## What to produce
Output all of the entries exactly as written.
begin Data shown
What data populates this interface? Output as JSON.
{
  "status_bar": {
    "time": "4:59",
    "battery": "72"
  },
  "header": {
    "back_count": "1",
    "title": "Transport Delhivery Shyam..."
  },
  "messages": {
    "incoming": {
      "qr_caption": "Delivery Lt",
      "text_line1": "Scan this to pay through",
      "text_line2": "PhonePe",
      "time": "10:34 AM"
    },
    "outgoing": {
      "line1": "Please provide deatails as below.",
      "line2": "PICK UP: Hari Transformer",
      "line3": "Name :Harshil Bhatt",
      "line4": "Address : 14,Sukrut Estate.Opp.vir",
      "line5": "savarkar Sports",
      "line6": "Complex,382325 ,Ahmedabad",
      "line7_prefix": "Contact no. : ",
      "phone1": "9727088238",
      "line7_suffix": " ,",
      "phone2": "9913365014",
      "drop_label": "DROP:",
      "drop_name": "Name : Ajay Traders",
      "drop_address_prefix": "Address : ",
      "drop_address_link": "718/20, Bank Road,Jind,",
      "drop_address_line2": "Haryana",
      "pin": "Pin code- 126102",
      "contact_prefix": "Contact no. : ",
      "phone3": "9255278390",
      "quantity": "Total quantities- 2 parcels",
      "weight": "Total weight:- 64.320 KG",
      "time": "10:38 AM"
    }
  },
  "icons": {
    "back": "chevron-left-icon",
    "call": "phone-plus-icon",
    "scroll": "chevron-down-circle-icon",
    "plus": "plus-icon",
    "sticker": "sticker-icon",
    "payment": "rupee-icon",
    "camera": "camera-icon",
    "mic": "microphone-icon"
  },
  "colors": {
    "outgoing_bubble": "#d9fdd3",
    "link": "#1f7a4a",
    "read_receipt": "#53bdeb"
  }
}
end Data shown
## Result
What data populates this interface? Output as JSON.
{
  "status_bar": {
    "time": "4:59",
    "battery": "72"
  },
  "header": {
    "back_count": "1",
    "title": "Transport Delhivery Shyam..."
  },
  "messages": {
    "incoming": {
      "qr_caption": "Delivery Lt",
      "text_line1": "Scan this to pay through",
      "text_line2": "PhonePe",
      "time": "10:34 AM"
    },
    "outgoing": {
      "line1": "Please provide deatails as below.",
      "line2": "PICK UP: Hari Transformer",
      "line3": "Name :Harshil Bhatt",
      "line4": "Address : 14,Sukrut Estate.Opp.vir",
      "line5": "savarkar Sports",
      "line6": "Complex,382325 ,Ahmedabad",
      "line7_prefix": "Contact no. : ",
      "phone1": "9727088238",
      "line7_suffix": " ,",
      "phone2": "9913365014",
      "drop_label": "DROP:",
      "drop_name": "Name : Ajay Traders",
      "drop_address_prefix": "Address : ",
      "drop_address_link": "718/20, Bank Road,Jind,",
      "drop_address_line2": "Haryana",
      "pin": "Pin code- 126102",
      "contact_prefix": "Contact no. : ",
      "phone3": "9255278390",
      "quantity": "Total quantities- 2 parcels",
      "weight": "Total weight:- 64.320 KG",
      "time": "10:38 AM"
    }
  },
  "icons": {
    "back": "chevron-left-icon",
    "call": "phone-plus-icon",
    "scroll": "chevron-down-circle-icon",
    "plus": "plus-icon",
    "sticker": "sticker-icon",
    "payment": "rupee-icon",
    "camera": "camera-icon",
    "mic": "microphone-icon"
  },
  "colors": {
    "outgoing_bubble": "#d9fdd3",
    "link": "#1f7a4a",
    "read_receipt": "#53bdeb"
  }
}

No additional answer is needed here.